Check each line of the material below for "Wall", then copy the ones that contain it.

-------

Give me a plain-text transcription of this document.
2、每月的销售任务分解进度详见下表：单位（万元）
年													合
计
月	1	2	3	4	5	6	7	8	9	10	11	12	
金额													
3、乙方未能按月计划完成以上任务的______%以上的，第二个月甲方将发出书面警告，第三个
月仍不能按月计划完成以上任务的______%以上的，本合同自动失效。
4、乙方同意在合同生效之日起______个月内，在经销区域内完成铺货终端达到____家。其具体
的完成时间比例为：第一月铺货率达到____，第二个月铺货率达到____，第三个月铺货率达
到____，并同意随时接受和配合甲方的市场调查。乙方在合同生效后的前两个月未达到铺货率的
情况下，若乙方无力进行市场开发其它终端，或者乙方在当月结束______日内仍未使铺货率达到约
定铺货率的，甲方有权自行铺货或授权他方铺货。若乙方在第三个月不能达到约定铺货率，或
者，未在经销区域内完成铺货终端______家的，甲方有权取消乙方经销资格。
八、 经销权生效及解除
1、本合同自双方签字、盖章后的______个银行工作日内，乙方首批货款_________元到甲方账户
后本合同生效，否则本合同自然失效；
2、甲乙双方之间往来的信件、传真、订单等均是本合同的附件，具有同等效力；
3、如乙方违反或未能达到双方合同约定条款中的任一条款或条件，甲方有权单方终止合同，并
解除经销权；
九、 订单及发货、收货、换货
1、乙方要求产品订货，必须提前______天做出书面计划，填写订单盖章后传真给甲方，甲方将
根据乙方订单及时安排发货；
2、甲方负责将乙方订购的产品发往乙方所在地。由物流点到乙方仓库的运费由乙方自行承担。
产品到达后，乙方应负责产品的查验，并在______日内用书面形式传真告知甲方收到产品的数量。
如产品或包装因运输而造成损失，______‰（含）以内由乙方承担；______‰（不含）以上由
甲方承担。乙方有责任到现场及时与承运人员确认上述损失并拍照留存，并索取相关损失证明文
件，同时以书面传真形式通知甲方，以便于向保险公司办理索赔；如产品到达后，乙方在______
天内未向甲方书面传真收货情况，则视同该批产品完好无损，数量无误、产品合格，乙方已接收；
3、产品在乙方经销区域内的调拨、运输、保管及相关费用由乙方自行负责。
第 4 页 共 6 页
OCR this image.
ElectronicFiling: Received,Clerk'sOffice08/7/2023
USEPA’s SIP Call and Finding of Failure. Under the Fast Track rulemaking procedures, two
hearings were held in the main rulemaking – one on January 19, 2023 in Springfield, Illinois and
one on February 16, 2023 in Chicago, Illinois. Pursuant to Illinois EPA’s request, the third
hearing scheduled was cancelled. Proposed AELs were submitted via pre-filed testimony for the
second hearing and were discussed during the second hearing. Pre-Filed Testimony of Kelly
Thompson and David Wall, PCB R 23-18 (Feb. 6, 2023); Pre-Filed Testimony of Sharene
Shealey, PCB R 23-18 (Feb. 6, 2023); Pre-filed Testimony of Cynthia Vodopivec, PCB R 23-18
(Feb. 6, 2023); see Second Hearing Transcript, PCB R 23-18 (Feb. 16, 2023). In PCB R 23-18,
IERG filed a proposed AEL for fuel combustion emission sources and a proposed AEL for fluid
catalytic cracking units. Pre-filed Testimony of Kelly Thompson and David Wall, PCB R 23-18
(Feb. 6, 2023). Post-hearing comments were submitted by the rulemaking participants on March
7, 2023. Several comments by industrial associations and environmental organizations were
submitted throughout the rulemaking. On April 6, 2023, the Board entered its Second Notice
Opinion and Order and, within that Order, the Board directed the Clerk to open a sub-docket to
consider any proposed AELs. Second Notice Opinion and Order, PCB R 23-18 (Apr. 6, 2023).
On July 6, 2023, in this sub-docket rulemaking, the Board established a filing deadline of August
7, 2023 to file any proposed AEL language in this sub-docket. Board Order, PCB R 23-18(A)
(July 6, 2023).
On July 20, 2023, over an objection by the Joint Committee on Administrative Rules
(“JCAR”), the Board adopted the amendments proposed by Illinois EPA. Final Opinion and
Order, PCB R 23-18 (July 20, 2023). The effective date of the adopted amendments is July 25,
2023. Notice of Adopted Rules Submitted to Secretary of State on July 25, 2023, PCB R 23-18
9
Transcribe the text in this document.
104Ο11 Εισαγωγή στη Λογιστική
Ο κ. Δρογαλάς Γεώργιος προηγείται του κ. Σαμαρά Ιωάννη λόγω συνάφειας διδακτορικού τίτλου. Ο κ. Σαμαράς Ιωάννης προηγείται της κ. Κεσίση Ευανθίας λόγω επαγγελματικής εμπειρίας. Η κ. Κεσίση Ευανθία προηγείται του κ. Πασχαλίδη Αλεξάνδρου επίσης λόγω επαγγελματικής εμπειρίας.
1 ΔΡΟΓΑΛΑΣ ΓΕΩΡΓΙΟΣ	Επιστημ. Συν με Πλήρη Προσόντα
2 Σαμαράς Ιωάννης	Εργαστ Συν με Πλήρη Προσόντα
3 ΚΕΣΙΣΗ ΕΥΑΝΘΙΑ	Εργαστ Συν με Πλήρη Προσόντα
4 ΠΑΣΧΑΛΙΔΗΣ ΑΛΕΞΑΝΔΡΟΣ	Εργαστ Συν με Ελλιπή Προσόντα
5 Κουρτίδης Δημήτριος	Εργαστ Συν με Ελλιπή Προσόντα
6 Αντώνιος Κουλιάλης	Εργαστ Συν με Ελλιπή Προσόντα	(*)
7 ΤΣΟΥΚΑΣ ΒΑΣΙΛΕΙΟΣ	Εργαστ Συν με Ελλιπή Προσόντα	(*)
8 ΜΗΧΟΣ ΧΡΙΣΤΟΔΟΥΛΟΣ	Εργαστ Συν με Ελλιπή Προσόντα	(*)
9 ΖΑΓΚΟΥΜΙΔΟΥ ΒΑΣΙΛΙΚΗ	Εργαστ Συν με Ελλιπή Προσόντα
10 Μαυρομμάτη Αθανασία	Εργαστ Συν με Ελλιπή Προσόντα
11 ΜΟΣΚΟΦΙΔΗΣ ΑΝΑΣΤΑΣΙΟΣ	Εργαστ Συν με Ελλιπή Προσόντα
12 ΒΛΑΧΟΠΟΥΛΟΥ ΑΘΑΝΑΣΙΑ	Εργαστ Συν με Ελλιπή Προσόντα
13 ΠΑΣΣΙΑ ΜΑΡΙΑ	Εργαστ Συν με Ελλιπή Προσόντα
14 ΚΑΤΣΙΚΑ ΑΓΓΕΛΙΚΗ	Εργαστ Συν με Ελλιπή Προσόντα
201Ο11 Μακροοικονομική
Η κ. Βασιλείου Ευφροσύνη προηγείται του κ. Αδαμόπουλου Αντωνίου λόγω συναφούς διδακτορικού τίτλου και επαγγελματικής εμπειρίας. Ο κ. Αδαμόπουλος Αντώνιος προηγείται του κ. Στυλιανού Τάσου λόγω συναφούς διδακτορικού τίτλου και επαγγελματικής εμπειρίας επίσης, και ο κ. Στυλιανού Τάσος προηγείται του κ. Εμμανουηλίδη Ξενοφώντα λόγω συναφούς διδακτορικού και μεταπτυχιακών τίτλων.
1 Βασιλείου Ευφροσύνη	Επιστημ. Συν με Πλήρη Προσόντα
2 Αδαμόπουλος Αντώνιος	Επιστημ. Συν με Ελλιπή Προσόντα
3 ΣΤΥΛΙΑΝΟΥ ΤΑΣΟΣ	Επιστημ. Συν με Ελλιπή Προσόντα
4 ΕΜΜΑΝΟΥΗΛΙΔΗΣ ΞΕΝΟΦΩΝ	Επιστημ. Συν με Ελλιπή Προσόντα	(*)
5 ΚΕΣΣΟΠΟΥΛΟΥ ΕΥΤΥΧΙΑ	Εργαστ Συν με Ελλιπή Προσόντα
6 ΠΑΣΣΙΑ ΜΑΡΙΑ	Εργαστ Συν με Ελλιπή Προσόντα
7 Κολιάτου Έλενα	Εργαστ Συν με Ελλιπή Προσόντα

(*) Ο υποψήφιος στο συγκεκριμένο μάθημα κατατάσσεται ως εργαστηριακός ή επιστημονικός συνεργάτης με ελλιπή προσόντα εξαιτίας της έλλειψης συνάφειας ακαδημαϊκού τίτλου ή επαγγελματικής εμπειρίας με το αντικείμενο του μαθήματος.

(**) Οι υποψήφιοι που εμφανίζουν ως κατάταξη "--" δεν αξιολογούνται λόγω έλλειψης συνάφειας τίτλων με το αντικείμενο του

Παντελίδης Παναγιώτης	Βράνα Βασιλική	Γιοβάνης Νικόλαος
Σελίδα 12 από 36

-------

_Task solution_.
Thompson and David Wall, PCB R 23-18 (Feb. 6, 2023); Pre-Filed Testimony of Sharene
catalytic cracking units. Pre-filed Testimony of Kelly Thompson and David Wall, PCB R 23-18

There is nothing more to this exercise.